Lines containing the word "Tributação" are the ones to copy from the records below.

━━ SUPPLIED MATERIAL ━━

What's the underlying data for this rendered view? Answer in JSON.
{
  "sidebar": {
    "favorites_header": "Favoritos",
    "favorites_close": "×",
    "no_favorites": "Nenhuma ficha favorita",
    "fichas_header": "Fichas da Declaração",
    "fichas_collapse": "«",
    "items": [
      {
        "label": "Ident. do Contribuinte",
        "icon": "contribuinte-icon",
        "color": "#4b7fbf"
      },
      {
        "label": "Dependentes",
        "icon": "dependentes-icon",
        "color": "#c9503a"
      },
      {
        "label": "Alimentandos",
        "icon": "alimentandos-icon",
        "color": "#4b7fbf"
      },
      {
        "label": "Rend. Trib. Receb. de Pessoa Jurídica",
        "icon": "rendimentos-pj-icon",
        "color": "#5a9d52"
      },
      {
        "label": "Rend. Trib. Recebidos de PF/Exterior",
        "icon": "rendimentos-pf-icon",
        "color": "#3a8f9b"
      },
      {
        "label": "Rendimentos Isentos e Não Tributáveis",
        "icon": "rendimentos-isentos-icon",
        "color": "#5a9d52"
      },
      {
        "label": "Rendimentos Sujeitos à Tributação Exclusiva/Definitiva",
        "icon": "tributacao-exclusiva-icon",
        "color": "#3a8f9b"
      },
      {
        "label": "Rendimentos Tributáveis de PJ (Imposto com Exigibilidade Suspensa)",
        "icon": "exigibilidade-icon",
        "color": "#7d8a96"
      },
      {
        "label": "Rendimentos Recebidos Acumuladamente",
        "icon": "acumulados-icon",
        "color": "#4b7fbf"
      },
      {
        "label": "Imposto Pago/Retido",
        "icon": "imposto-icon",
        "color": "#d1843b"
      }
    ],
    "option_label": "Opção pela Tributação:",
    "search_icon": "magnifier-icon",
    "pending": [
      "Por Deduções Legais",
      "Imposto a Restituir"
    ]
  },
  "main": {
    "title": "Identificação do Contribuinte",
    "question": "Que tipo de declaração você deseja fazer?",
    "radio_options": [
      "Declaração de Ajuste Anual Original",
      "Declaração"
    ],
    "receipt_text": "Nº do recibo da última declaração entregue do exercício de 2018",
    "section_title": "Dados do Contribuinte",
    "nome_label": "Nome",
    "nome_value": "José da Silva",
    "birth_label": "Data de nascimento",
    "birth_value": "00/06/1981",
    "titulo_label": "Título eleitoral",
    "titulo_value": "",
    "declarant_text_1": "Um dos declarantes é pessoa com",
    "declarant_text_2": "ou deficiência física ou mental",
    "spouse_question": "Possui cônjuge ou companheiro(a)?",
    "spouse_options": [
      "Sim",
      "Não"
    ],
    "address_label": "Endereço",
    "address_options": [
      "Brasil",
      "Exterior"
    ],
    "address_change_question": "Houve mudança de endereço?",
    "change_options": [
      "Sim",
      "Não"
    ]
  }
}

━━━

EXERCISE ANSWER:
        "label": "Rendimentos Sujeitos à Tributação Exclusiva/Definitiva",
    "option_label": "Opção pela Tributação:",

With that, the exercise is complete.